*Exercise input:*
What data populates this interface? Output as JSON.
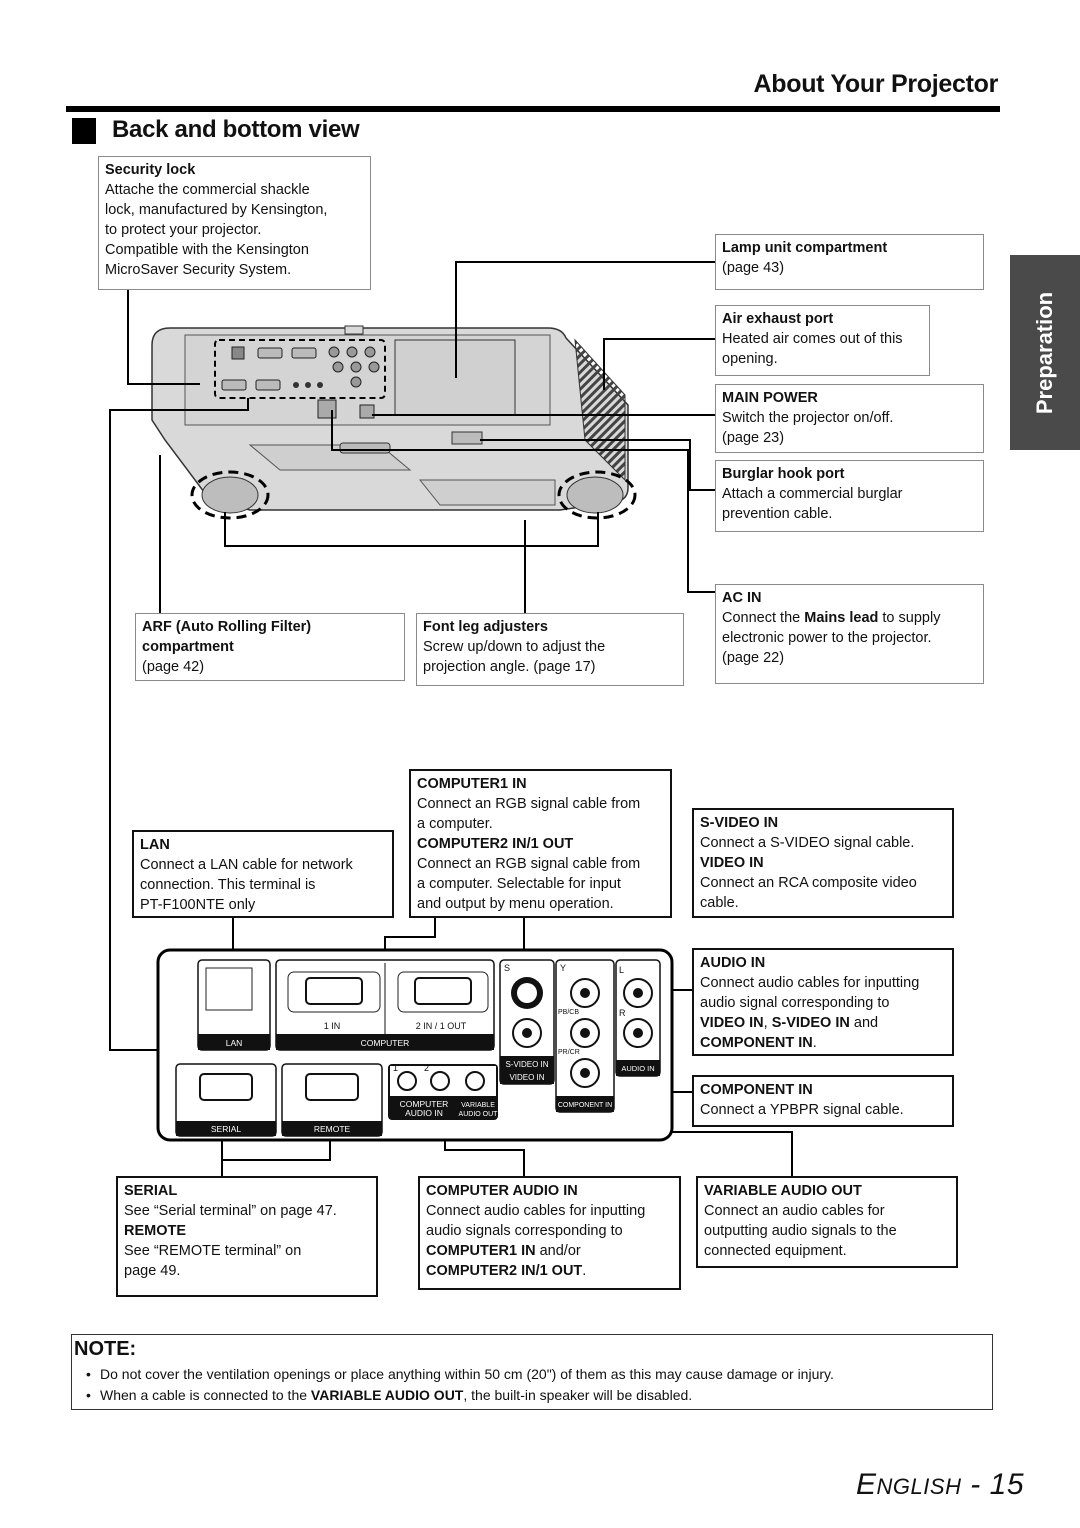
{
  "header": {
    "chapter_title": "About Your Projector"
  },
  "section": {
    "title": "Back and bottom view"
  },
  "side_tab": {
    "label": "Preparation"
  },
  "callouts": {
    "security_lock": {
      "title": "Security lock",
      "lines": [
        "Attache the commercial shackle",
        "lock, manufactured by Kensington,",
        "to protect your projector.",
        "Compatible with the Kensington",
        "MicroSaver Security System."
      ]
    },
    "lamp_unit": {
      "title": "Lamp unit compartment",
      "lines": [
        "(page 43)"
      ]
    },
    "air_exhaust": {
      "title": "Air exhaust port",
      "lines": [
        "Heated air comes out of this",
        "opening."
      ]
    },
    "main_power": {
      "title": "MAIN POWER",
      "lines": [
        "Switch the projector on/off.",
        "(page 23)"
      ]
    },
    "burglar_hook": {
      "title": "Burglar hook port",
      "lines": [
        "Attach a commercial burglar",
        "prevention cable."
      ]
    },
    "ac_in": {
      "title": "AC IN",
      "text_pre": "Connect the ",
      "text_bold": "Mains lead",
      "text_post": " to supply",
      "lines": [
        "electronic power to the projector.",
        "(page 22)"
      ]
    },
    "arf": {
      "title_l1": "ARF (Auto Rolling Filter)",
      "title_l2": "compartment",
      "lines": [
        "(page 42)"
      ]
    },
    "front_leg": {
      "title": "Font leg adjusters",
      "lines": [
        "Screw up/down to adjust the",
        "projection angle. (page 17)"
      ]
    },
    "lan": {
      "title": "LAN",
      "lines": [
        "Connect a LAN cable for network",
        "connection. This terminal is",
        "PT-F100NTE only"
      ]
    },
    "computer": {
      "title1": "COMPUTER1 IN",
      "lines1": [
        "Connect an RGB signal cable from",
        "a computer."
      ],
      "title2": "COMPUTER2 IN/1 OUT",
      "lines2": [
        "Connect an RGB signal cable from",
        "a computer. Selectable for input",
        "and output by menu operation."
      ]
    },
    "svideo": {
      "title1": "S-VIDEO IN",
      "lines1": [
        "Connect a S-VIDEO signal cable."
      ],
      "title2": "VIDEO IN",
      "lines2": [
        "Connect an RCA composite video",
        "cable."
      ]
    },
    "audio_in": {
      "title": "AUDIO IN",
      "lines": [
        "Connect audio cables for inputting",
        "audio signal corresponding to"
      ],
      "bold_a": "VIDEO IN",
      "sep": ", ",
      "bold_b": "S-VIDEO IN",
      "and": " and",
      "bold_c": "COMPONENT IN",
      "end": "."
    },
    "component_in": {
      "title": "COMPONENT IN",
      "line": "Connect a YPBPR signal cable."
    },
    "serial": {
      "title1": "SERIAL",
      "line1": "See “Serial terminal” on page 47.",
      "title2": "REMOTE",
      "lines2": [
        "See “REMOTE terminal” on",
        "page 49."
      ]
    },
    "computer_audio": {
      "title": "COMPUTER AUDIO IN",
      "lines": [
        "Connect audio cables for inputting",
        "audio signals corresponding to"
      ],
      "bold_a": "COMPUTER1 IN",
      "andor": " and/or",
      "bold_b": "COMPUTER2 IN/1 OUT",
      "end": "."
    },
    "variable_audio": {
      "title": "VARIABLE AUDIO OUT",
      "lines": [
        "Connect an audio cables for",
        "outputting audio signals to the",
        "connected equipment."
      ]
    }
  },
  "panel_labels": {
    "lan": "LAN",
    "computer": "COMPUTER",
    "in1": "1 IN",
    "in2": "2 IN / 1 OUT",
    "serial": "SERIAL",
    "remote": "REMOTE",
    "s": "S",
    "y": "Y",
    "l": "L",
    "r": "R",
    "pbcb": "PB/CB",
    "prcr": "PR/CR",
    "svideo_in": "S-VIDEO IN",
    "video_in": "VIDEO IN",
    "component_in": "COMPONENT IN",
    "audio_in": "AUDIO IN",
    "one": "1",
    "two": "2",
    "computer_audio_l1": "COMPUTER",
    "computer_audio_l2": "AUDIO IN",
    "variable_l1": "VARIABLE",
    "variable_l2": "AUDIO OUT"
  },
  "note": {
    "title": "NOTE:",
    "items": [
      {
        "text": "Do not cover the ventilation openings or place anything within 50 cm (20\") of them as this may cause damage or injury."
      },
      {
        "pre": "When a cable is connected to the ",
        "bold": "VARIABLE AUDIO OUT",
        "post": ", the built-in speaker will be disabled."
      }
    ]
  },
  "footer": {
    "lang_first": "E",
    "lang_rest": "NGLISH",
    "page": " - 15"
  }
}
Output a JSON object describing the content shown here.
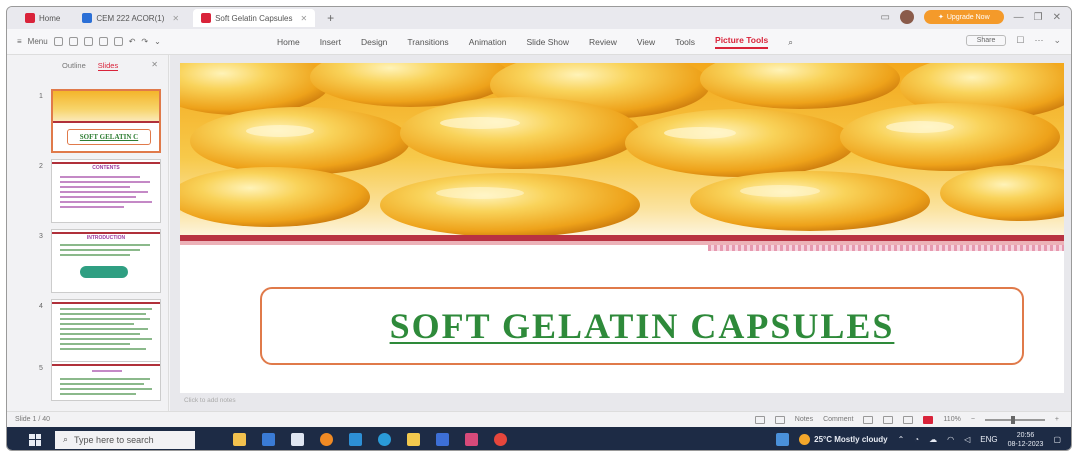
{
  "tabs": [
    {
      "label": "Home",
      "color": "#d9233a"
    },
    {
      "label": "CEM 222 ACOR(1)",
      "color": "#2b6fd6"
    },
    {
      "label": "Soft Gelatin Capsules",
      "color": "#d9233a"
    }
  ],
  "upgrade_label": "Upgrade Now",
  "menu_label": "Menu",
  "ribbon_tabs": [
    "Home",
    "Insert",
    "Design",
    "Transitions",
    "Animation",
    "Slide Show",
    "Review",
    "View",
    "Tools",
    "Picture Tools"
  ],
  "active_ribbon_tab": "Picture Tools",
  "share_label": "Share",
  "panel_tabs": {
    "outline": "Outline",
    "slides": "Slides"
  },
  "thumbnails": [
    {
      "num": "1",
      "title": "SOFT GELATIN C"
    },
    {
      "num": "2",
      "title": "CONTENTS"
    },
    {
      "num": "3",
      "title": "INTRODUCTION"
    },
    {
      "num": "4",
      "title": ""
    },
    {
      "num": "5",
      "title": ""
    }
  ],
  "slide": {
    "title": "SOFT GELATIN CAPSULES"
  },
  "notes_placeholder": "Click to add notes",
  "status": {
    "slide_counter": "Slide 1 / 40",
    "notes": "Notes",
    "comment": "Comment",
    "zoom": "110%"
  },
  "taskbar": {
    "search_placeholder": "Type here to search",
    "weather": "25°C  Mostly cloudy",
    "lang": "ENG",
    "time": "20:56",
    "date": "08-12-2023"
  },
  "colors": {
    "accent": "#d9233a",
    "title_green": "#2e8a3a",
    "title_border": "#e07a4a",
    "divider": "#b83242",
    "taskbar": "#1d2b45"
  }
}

*Given request:* With the pictures omitted, reproduce the records in full and exactly.

*Written solution:*
What data populates this interface? Output as JSON.
{
  "header": {
    "chapter_title": "About Your Projector"
  },
  "section": {
    "title": "Back and bottom view"
  },
  "side_tab": {
    "label": "Preparation"
  },
  "callouts": {
    "security_lock": {
      "title": "Security lock",
      "lines": [
        "Attache the commercial shackle",
        "lock, manufactured by Kensington,",
        "to protect your projector.",
        "Compatible with the Kensington",
        "MicroSaver Security System."
      ]
    },
    "lamp_unit": {
      "title": "Lamp unit compartment",
      "lines": [
        "(page 43)"
      ]
    },
    "air_exhaust": {
      "title": "Air exhaust port",
      "lines": [
        "Heated air comes out of this",
        "opening."
      ]
    },
    "main_power": {
      "title": "MAIN POWER",
      "lines": [
        "Switch the projector on/off.",
        "(page 23)"
      ]
    },
    "burglar_hook": {
      "title": "Burglar hook port",
      "lines": [
        "Attach a commercial burglar",
        "prevention cable."
      ]
    },
    "ac_in": {
      "title": "AC IN",
      "text_pre": "Connect the ",
      "text_bold": "Mains lead",
      "text_post": " to supply",
      "lines": [
        "electronic power to the projector.",
        "(page 22)"
      ]
    },
    "arf": {
      "title_l1": "ARF (Auto Rolling Filter)",
      "title_l2": "compartment",
      "lines": [
        "(page 42)"
      ]
    },
    "front_leg": {
      "title": "Font leg adjusters",
      "lines": [
        "Screw up/down to adjust the",
        "projection angle. (page 17)"
      ]
    },
    "lan": {
      "title": "LAN",
      "lines": [
        "Connect a LAN cable for network",
        "connection. This terminal is",
        "PT-F100NTE only"
      ]
    },
    "computer": {
      "title1": "COMPUTER1 IN",
      "lines1": [
        "Connect an RGB signal cable from",
        "a computer."
      ],
      "title2": "COMPUTER2 IN/1 OUT",
      "lines2": [
        "Connect an RGB signal cable from",
        "a computer. Selectable for input",
        "and output by menu operation."
      ]
    },
    "svideo": {
      "title1": "S-VIDEO IN",
      "lines1": [
        "Connect a S-VIDEO signal cable."
      ],
      "title2": "VIDEO IN",
      "lines2": [
        "Connect an RCA composite video",
        "cable."
      ]
    },
    "audio_in": {
      "title": "AUDIO IN",
      "lines": [
        "Connect audio cables for inputting",
        "audio signal corresponding to"
      ],
      "bold_a": "VIDEO IN",
      "sep": ", ",
      "bold_b": "S-VIDEO IN",
      "and": " and",
      "bold_c": "COMPONENT IN",
      "end": "."
    },
    "component_in": {
      "title": "COMPONENT IN",
      "line": "Connect a YPBPR signal cable."
    },
    "serial": {
      "title1": "SERIAL",
      "line1": "See “Serial terminal” on page 47.",
      "title2": "REMOTE",
      "lines2": [
        "See “REMOTE terminal” on",
        "page 49."
      ]
    },
    "computer_audio": {
      "title": "COMPUTER AUDIO IN",
      "lines": [
        "Connect audio cables for inputting",
        "audio signals corresponding to"
      ],
      "bold_a": "COMPUTER1 IN",
      "andor": " and/or",
      "bold_b": "COMPUTER2 IN/1 OUT",
      "end": "."
    },
    "variable_audio": {
      "title": "VARIABLE AUDIO OUT",
      "lines": [
        "Connect an audio cables for",
        "outputting audio signals to the",
        "connected equipment."
      ]
    }
  },
  "panel_labels": {
    "lan": "LAN",
    "computer": "COMPUTER",
    "in1": "1 IN",
    "in2": "2 IN / 1 OUT",
    "serial": "SERIAL",
    "remote": "REMOTE",
    "s": "S",
    "y": "Y",
    "l": "L",
    "r": "R",
    "pbcb": "PB/CB",
    "prcr": "PR/CR",
    "svideo_in": "S-VIDEO IN",
    "video_in": "VIDEO IN",
    "component_in": "COMPONENT IN",
    "audio_in": "AUDIO IN",
    "one": "1",
    "two": "2",
    "computer_audio_l1": "COMPUTER",
    "computer_audio_l2": "AUDIO IN",
    "variable_l1": "VARIABLE",
    "variable_l2": "AUDIO OUT"
  },
  "note": {
    "title": "NOTE:",
    "items": [
      {
        "text": "Do not cover the ventilation openings or place anything within 50 cm (20\") of them as this may cause damage or injury."
      },
      {
        "pre": "When a cable is connected to the ",
        "bold": "VARIABLE AUDIO OUT",
        "post": ", the built-in speaker will be disabled."
      }
    ]
  },
  "footer": {
    "lang_first": "E",
    "lang_rest": "NGLISH",
    "page": " - 15"
  }
}
Output a JSON object describing the content shown here.
{
  "tabs": [
    {
      "label": "Home",
      "color": "#d9233a"
    },
    {
      "label": "CEM 222 ACOR(1)",
      "color": "#2b6fd6"
    },
    {
      "label": "Soft Gelatin Capsules",
      "color": "#d9233a"
    }
  ],
  "upgrade_label": "Upgrade Now",
  "menu_label": "Menu",
  "ribbon_tabs": [
    "Home",
    "Insert",
    "Design",
    "Transitions",
    "Animation",
    "Slide Show",
    "Review",
    "View",
    "Tools",
    "Picture Tools"
  ],
  "active_ribbon_tab": "Picture Tools",
  "share_label": "Share",
  "panel_tabs": {
    "outline": "Outline",
    "slides": "Slides"
  },
  "thumbnails": [
    {
      "num": "1",
      "title": "SOFT GELATIN C"
    },
    {
      "num": "2",
      "title": "CONTENTS"
    },
    {
      "num": "3",
      "title": "INTRODUCTION"
    },
    {
      "num": "4",
      "title": ""
    },
    {
      "num": "5",
      "title": ""
    }
  ],
  "slide": {
    "title": "SOFT GELATIN CAPSULES"
  },
  "notes_placeholder": "Click to add notes",
  "status": {
    "slide_counter": "Slide 1 / 40",
    "notes": "Notes",
    "comment": "Comment",
    "zoom": "110%"
  },
  "taskbar": {
    "search_placeholder": "Type here to search",
    "weather": "25°C  Mostly cloudy",
    "lang": "ENG",
    "time": "20:56",
    "date": "08-12-2023"
  },
  "colors": {
    "accent": "#d9233a",
    "title_green": "#2e8a3a",
    "title_border": "#e07a4a",
    "divider": "#b83242",
    "taskbar": "#1d2b45"
  }
}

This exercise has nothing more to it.